- _DIRECTIVE_: Search the data for the word "JSON" and copy every line where it occurs.

- _DATASET CONTENT_:
────────────────────────────────────────

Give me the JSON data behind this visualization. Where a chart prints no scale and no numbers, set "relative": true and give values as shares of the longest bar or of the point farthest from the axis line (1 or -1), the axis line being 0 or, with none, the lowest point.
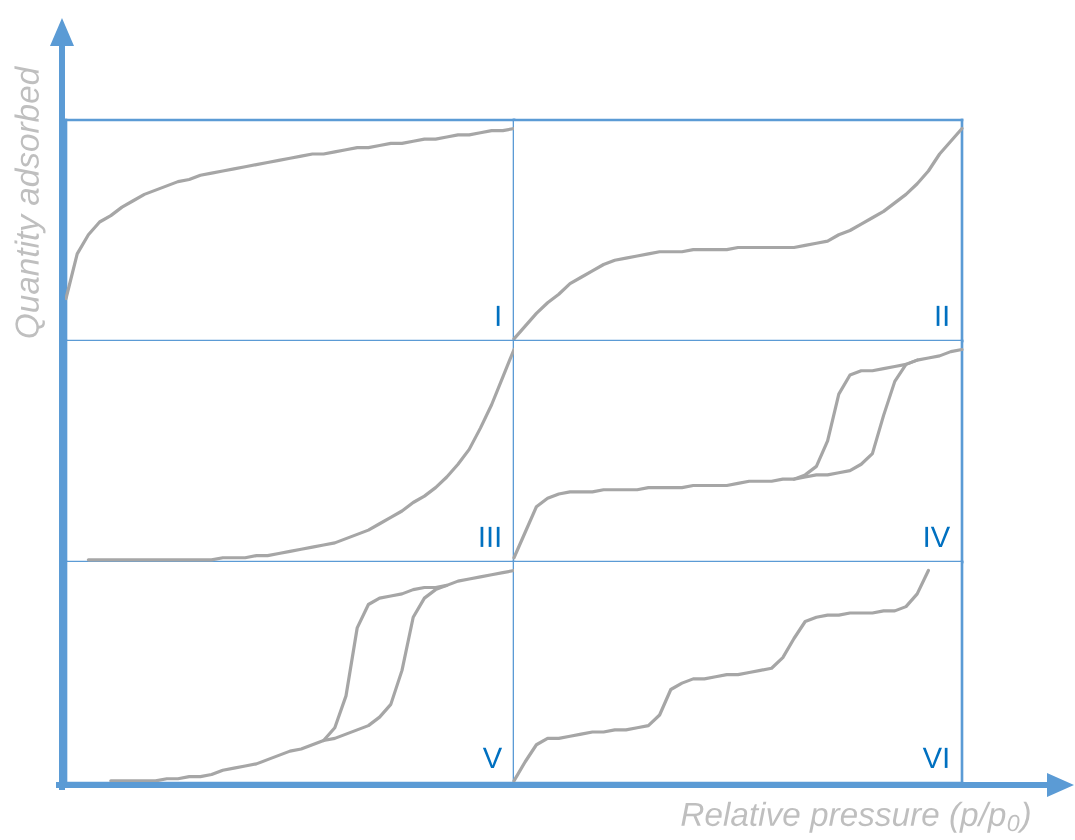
{
  "chart_data": [
    {
      "type": "line",
      "ylabel": "Quantity adsorbed",
      "annotations": [
        "I"
      ],
      "relative": true,
      "categories": [
        null,
        null,
        null,
        null,
        null,
        null,
        null,
        null,
        null,
        null,
        null,
        null,
        null,
        null,
        null,
        null,
        null,
        null,
        null,
        null,
        null,
        null,
        null,
        null,
        null,
        null,
        null,
        null,
        null,
        null,
        null,
        null,
        null,
        null,
        null,
        null,
        null,
        null,
        null,
        null,
        null
      ],
      "series": [
        {
          "color": "#a6a6a6",
          "values": [
            0.2,
            0.41,
            0.5,
            0.56,
            0.59,
            0.63,
            0.66,
            0.69,
            0.71,
            0.73,
            0.75,
            0.76,
            0.78,
            0.79,
            0.8,
            0.81,
            0.82,
            0.83,
            0.84,
            0.85,
            0.86,
            0.87,
            0.88,
            0.88,
            0.89,
            0.9,
            0.91,
            0.91,
            0.92,
            0.93,
            0.93,
            0.94,
            0.95,
            0.95,
            0.96,
            0.97,
            0.97,
            0.98,
            0.99,
            0.99,
            1.0
          ]
        }
      ]
    },
    {
      "type": "line",
      "annotations": [
        "II"
      ],
      "relative": true,
      "categories": [
        null,
        null,
        null,
        null,
        null,
        null,
        null,
        null,
        null,
        null,
        null,
        null,
        null,
        null,
        null,
        null,
        null,
        null,
        null,
        null,
        null,
        null,
        null,
        null,
        null,
        null,
        null,
        null,
        null,
        null,
        null,
        null,
        null,
        null,
        null,
        null,
        null,
        null,
        null,
        null,
        null
      ],
      "series": [
        {
          "color": "#a6a6a6",
          "values": [
            0.01,
            0.07,
            0.13,
            0.18,
            0.22,
            0.27,
            0.3,
            0.33,
            0.36,
            0.38,
            0.39,
            0.4,
            0.41,
            0.42,
            0.42,
            0.42,
            0.43,
            0.43,
            0.43,
            0.43,
            0.44,
            0.44,
            0.44,
            0.44,
            0.44,
            0.44,
            0.45,
            0.46,
            0.47,
            0.5,
            0.52,
            0.55,
            0.58,
            0.61,
            0.65,
            0.69,
            0.74,
            0.8,
            0.88,
            0.94,
            1.0
          ]
        }
      ]
    },
    {
      "type": "line",
      "annotations": [
        "III"
      ],
      "relative": true,
      "categories": [
        null,
        null,
        null,
        null,
        null,
        null,
        null,
        null,
        null,
        null,
        null,
        null,
        null,
        null,
        null,
        null,
        null,
        null,
        null,
        null,
        null,
        null,
        null,
        null,
        null,
        null,
        null,
        null,
        null,
        null,
        null,
        null,
        null,
        null,
        null,
        null,
        null,
        null,
        null,
        null,
        null
      ],
      "series": [
        {
          "color": "#a6a6a6",
          "values": [
            null,
            null,
            0.01,
            0.01,
            0.01,
            0.01,
            0.01,
            0.01,
            0.01,
            0.01,
            0.01,
            0.01,
            0.01,
            0.01,
            0.02,
            0.02,
            0.02,
            0.03,
            0.03,
            0.04,
            0.05,
            0.06,
            0.07,
            0.08,
            0.09,
            0.11,
            0.13,
            0.15,
            0.18,
            0.21,
            0.24,
            0.28,
            0.31,
            0.35,
            0.4,
            0.46,
            0.53,
            0.63,
            0.74,
            0.87,
            1.0
          ]
        }
      ]
    },
    {
      "type": "line",
      "annotations": [
        "IV"
      ],
      "relative": true,
      "categories": [
        null,
        null,
        null,
        null,
        null,
        null,
        null,
        null,
        null,
        null,
        null,
        null,
        null,
        null,
        null,
        null,
        null,
        null,
        null,
        null,
        null,
        null,
        null,
        null,
        null,
        null,
        null,
        null,
        null,
        null,
        null,
        null,
        null,
        null,
        null,
        null,
        null,
        null,
        null,
        null,
        null
      ],
      "series": [
        {
          "color": "#a6a6a6",
          "values": [
            0.02,
            0.14,
            0.26,
            0.3,
            0.32,
            0.33,
            0.33,
            0.33,
            0.34,
            0.34,
            0.34,
            0.34,
            0.35,
            0.35,
            0.35,
            0.35,
            0.36,
            0.36,
            0.36,
            0.36,
            0.37,
            0.38,
            0.38,
            0.38,
            0.39,
            0.39,
            0.4,
            0.41,
            0.41,
            0.42,
            0.43,
            0.46,
            0.51,
            0.69,
            0.85,
            0.93,
            0.95,
            0.96,
            0.97,
            0.99,
            1.0
          ]
        },
        {
          "color": "#a6a6a6",
          "values": [
            null,
            null,
            null,
            null,
            null,
            null,
            null,
            null,
            null,
            null,
            null,
            null,
            null,
            null,
            null,
            null,
            null,
            null,
            null,
            null,
            null,
            null,
            null,
            null,
            null,
            0.39,
            0.41,
            0.45,
            0.57,
            0.79,
            0.88,
            0.9,
            0.9,
            0.91,
            0.92,
            0.93,
            0.95,
            null,
            null,
            null,
            null
          ]
        }
      ]
    },
    {
      "type": "line",
      "annotations": [
        "V"
      ],
      "relative": true,
      "categories": [
        null,
        null,
        null,
        null,
        null,
        null,
        null,
        null,
        null,
        null,
        null,
        null,
        null,
        null,
        null,
        null,
        null,
        null,
        null,
        null,
        null,
        null,
        null,
        null,
        null,
        null,
        null,
        null,
        null,
        null,
        null,
        null,
        null,
        null,
        null,
        null,
        null,
        null,
        null,
        null,
        null
      ],
      "series": [
        {
          "color": "#a6a6a6",
          "values": [
            null,
            null,
            null,
            null,
            0.01,
            0.01,
            0.01,
            0.01,
            0.01,
            0.02,
            0.02,
            0.03,
            0.03,
            0.04,
            0.06,
            0.07,
            0.08,
            0.09,
            0.11,
            0.13,
            0.15,
            0.16,
            0.18,
            0.2,
            0.21,
            0.23,
            0.25,
            0.27,
            0.31,
            0.37,
            0.53,
            0.78,
            0.87,
            0.91,
            0.93,
            0.95,
            0.96,
            0.97,
            0.98,
            0.99,
            1.0
          ]
        },
        {
          "color": "#a6a6a6",
          "values": [
            null,
            null,
            null,
            null,
            null,
            null,
            null,
            null,
            null,
            null,
            null,
            null,
            null,
            null,
            null,
            null,
            null,
            null,
            null,
            null,
            null,
            null,
            null,
            0.2,
            0.26,
            0.41,
            0.73,
            0.84,
            0.87,
            0.88,
            0.89,
            0.91,
            0.92,
            0.92,
            0.93,
            null,
            null,
            null,
            null,
            null,
            null
          ]
        }
      ]
    },
    {
      "type": "line",
      "xlabel": "Relative pressure (p/p$_{0}$)",
      "annotations": [
        "VI"
      ],
      "relative": true,
      "categories": [
        null,
        null,
        null,
        null,
        null,
        null,
        null,
        null,
        null,
        null,
        null,
        null,
        null,
        null,
        null,
        null,
        null,
        null,
        null,
        null,
        null,
        null,
        null,
        null,
        null,
        null,
        null,
        null,
        null,
        null,
        null,
        null,
        null,
        null,
        null,
        null,
        null,
        null,
        null,
        null,
        null
      ],
      "series": [
        {
          "color": "#a6a6a6",
          "values": [
            0.01,
            0.1,
            0.18,
            0.21,
            0.21,
            0.22,
            0.23,
            0.24,
            0.24,
            0.25,
            0.25,
            0.26,
            0.27,
            0.32,
            0.44,
            0.47,
            0.49,
            0.49,
            0.5,
            0.51,
            0.51,
            0.52,
            0.53,
            0.54,
            0.59,
            0.68,
            0.76,
            0.78,
            0.79,
            0.79,
            0.8,
            0.8,
            0.8,
            0.81,
            0.81,
            0.83,
            0.89,
            1.0,
            null,
            null,
            null
          ]
        }
      ]
    }
  ]
}
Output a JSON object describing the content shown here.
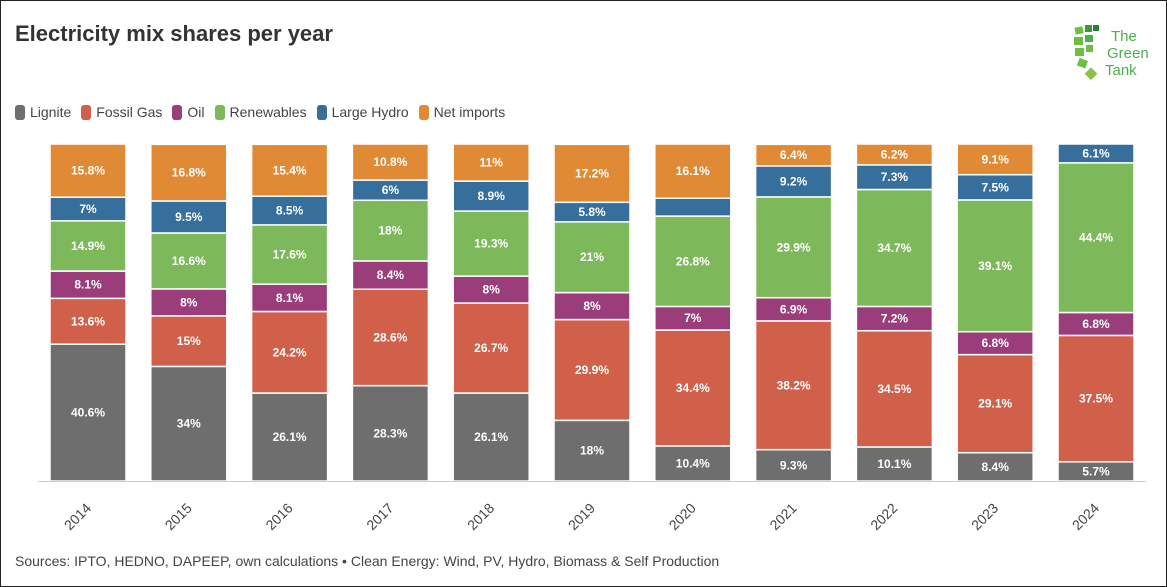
{
  "title": "Electricity mix shares per year",
  "logo_text": "The Green Tank",
  "footer": "Sources: IPTO, HEDNO, DAPEEP, own calculations • Clean Energy: Wind, PV, Hydro, Biomass & Self Production",
  "chart_data": {
    "type": "bar",
    "stacked": true,
    "title": "Electricity mix shares per year",
    "xlabel": "",
    "ylabel": "",
    "ylim": [
      0,
      100
    ],
    "grid": false,
    "legend_position": "top-left",
    "categories": [
      "2014",
      "2015",
      "2016",
      "2017",
      "2018",
      "2019",
      "2020",
      "2021",
      "2022",
      "2023",
      "2024"
    ],
    "series": [
      {
        "name": "Lignite",
        "color": "#6e6e6e",
        "values": [
          40.6,
          34,
          26.1,
          28.3,
          26.1,
          18,
          10.4,
          9.3,
          10.1,
          8.4,
          5.7
        ],
        "labels": [
          "40.6%",
          "34%",
          "26.1%",
          "28.3%",
          "26.1%",
          "18%",
          "10.4%",
          "9.3%",
          "10.1%",
          "8.4%",
          "5.7%"
        ]
      },
      {
        "name": "Fossil Gas",
        "color": "#d0604a",
        "values": [
          13.6,
          15,
          24.2,
          28.6,
          26.7,
          29.9,
          34.4,
          38.2,
          34.5,
          29.1,
          37.5
        ],
        "labels": [
          "13.6%",
          "15%",
          "24.2%",
          "28.6%",
          "26.7%",
          "29.9%",
          "34.4%",
          "38.2%",
          "34.5%",
          "29.1%",
          "37.5%"
        ]
      },
      {
        "name": "Oil",
        "color": "#9a3d7a",
        "values": [
          8.1,
          8,
          8.1,
          8.4,
          8,
          8,
          7,
          6.9,
          7.2,
          6.8,
          6.8
        ],
        "labels": [
          "8.1%",
          "8%",
          "8.1%",
          "8.4%",
          "8%",
          "8%",
          "7%",
          "6.9%",
          "7.2%",
          "6.8%",
          "6.8%"
        ]
      },
      {
        "name": "Renewables",
        "color": "#7db85a",
        "values": [
          14.9,
          16.6,
          17.6,
          18,
          19.3,
          21,
          26.8,
          29.9,
          34.7,
          39.1,
          44.4
        ],
        "labels": [
          "14.9%",
          "16.6%",
          "17.6%",
          "18%",
          "19.3%",
          "21%",
          "26.8%",
          "29.9%",
          "34.7%",
          "39.1%",
          "44.4%"
        ]
      },
      {
        "name": "Large Hydro",
        "color": "#366f9c",
        "values": [
          7,
          9.5,
          8.5,
          6,
          8.9,
          5.8,
          5.3,
          9.2,
          7.3,
          7.5,
          6.1
        ],
        "labels": [
          "7%",
          "9.5%",
          "8.5%",
          "6%",
          "8.9%",
          "5.8%",
          "",
          "9.2%",
          "7.3%",
          "7.5%",
          "6.1%"
        ]
      },
      {
        "name": "Net imports",
        "color": "#e08a35",
        "values": [
          15.8,
          16.8,
          15.4,
          10.8,
          11,
          17.2,
          16.1,
          6.4,
          6.2,
          9.1,
          0
        ],
        "labels": [
          "15.8%",
          "16.8%",
          "15.4%",
          "10.8%",
          "11%",
          "17.2%",
          "16.1%",
          "6.4%",
          "6.2%",
          "9.1%",
          ""
        ]
      }
    ]
  }
}
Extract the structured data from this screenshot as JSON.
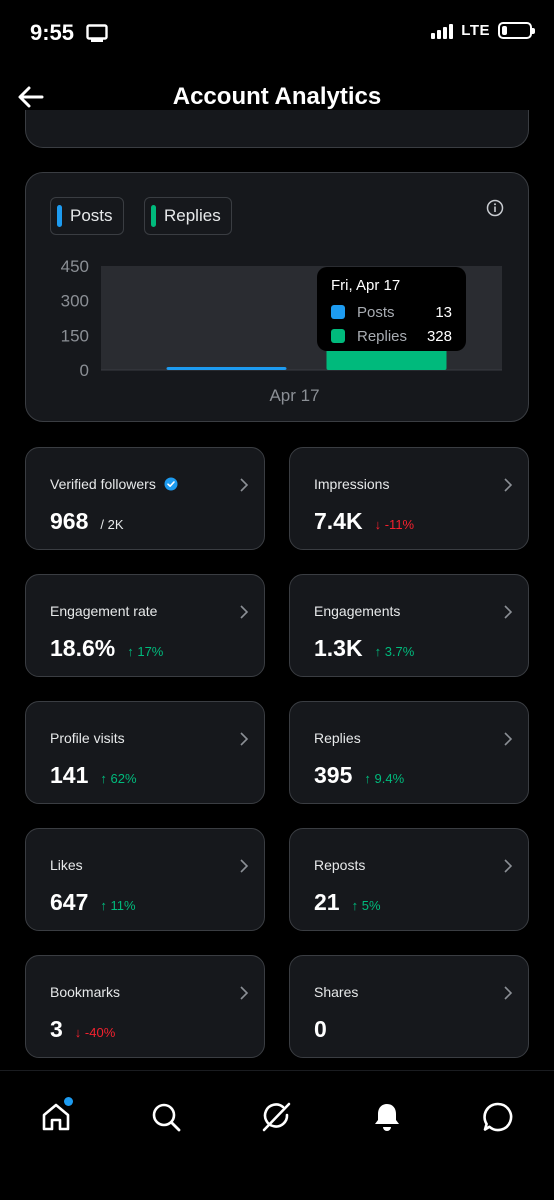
{
  "status_bar": {
    "time": "9:55",
    "network": "LTE"
  },
  "header": {
    "title": "Account Analytics"
  },
  "chart_data": {
    "type": "bar",
    "categories": [
      "Apr 17"
    ],
    "series": [
      {
        "name": "Posts",
        "values": [
          13
        ],
        "color": "#1d9bf0"
      },
      {
        "name": "Replies",
        "values": [
          328
        ],
        "color": "#00ba7c"
      }
    ],
    "ylim": [
      0,
      450
    ],
    "yticks": [
      "450",
      "300",
      "150",
      "0"
    ],
    "ytick_values": [
      450,
      300,
      150,
      0
    ],
    "tooltip": {
      "date": "Fri, Apr 17"
    }
  },
  "legend": {
    "posts": "Posts",
    "replies": "Replies"
  },
  "colors": {
    "posts": "#1d9bf0",
    "replies": "#00ba7c",
    "up": "#00ba7c",
    "down": "#f4212e",
    "verified": "#1d9bf0"
  },
  "stats": [
    {
      "label": "Verified followers",
      "value": "968",
      "sub": "/ 2K",
      "change": "",
      "dir": ""
    },
    {
      "label": "Impressions",
      "value": "7.4K",
      "sub": "",
      "change": "-11%",
      "dir": "down"
    },
    {
      "label": "Engagement rate",
      "value": "18.6%",
      "sub": "",
      "change": "17%",
      "dir": "up"
    },
    {
      "label": "Engagements",
      "value": "1.3K",
      "sub": "",
      "change": "3.7%",
      "dir": "up"
    },
    {
      "label": "Profile visits",
      "value": "141",
      "sub": "",
      "change": "62%",
      "dir": "up"
    },
    {
      "label": "Replies",
      "value": "395",
      "sub": "",
      "change": "9.4%",
      "dir": "up"
    },
    {
      "label": "Likes",
      "value": "647",
      "sub": "",
      "change": "11%",
      "dir": "up"
    },
    {
      "label": "Reposts",
      "value": "21",
      "sub": "",
      "change": "5%",
      "dir": "up"
    },
    {
      "label": "Bookmarks",
      "value": "3",
      "sub": "",
      "change": "-40%",
      "dir": "down"
    },
    {
      "label": "Shares",
      "value": "0",
      "sub": "",
      "change": "",
      "dir": ""
    }
  ],
  "nav": [
    "home-icon",
    "search-icon",
    "grok-icon",
    "notifications-icon",
    "messages-icon"
  ]
}
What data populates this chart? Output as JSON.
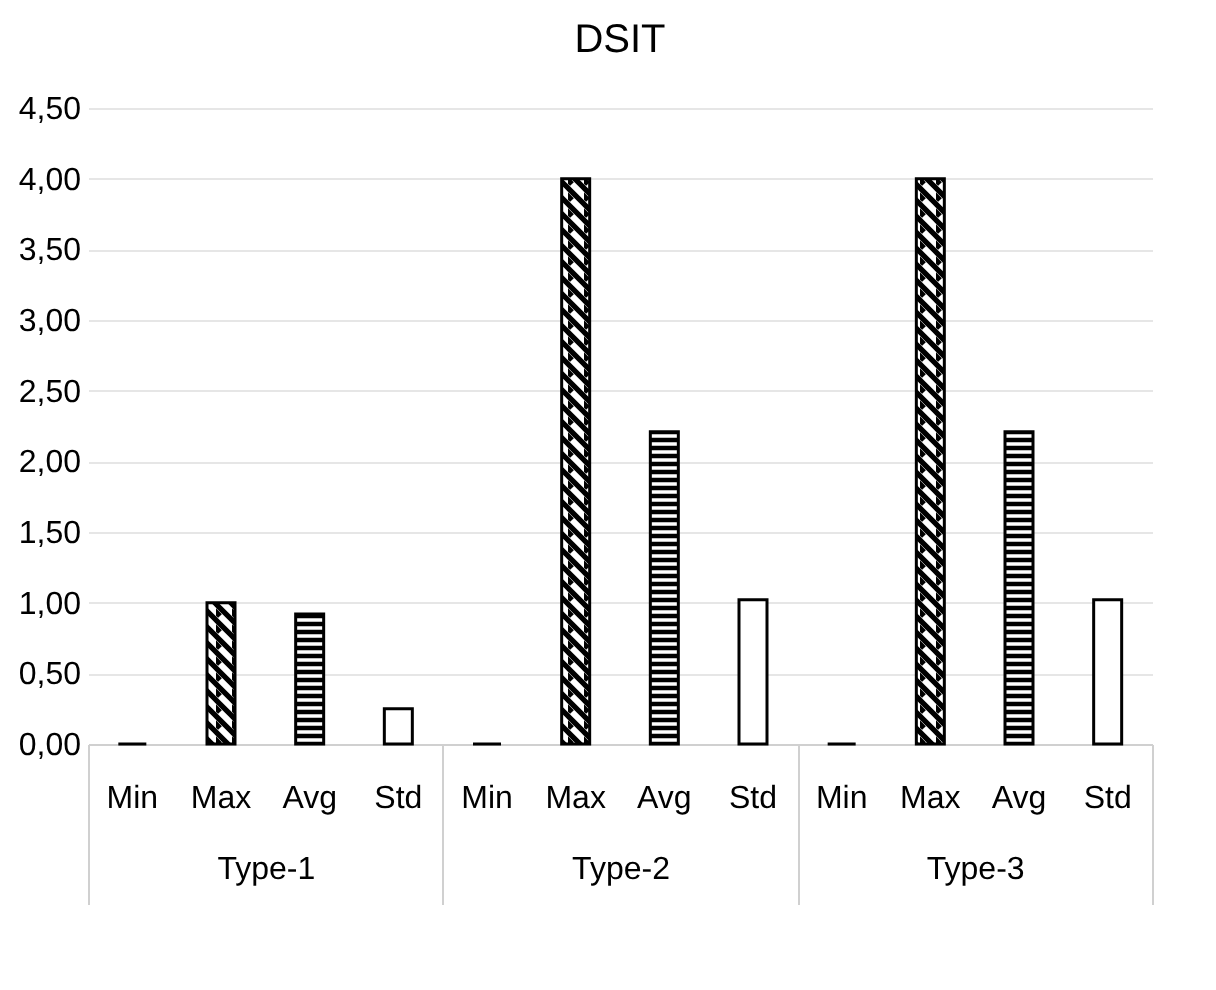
{
  "chart_data": {
    "type": "bar",
    "title": "DSIT",
    "categories": [
      "Type-1",
      "Type-2",
      "Type-3"
    ],
    "series": [
      {
        "name": "Min",
        "color": "#000000",
        "values": [
          0,
          0,
          0
        ]
      },
      {
        "name": "Max",
        "color": "#000000",
        "values": [
          1.0,
          4.0,
          4.0
        ]
      },
      {
        "name": "Avg",
        "color": "#000000",
        "values": [
          0.92,
          2.21,
          2.21
        ]
      },
      {
        "name": "Std",
        "color": "#ffffff",
        "values": [
          0.25,
          1.02,
          1.02
        ]
      }
    ],
    "ylim": [
      0,
      4.5
    ],
    "yticks": [
      {
        "value": 0,
        "label": "0,00"
      },
      {
        "value": 0.5,
        "label": "0,50"
      },
      {
        "value": 1,
        "label": "1,00"
      },
      {
        "value": 1.5,
        "label": "1,50"
      },
      {
        "value": 2,
        "label": "2,00"
      },
      {
        "value": 2.5,
        "label": "2,50"
      },
      {
        "value": 3,
        "label": "3,00"
      },
      {
        "value": 3.5,
        "label": "3,50"
      },
      {
        "value": 4,
        "label": "4,00"
      },
      {
        "value": 4.5,
        "label": "4,50"
      }
    ],
    "grid": "y",
    "legend": false
  }
}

────────────────────────────────────────

- _EXERCISE RESULT_:
Give me the JSON data behind this visualization. Where a chart prints no scale and no numbers, set "relative": true and give values as shares of the longest bar or of the point farthest from the axis line (1 or -1), the axis line being 0 or, with none, the lowest point.
Output a JSON object describing the content shown here.
Extract the structured data from this screenshot as JSON.
What data populates this chart? Output as JSON.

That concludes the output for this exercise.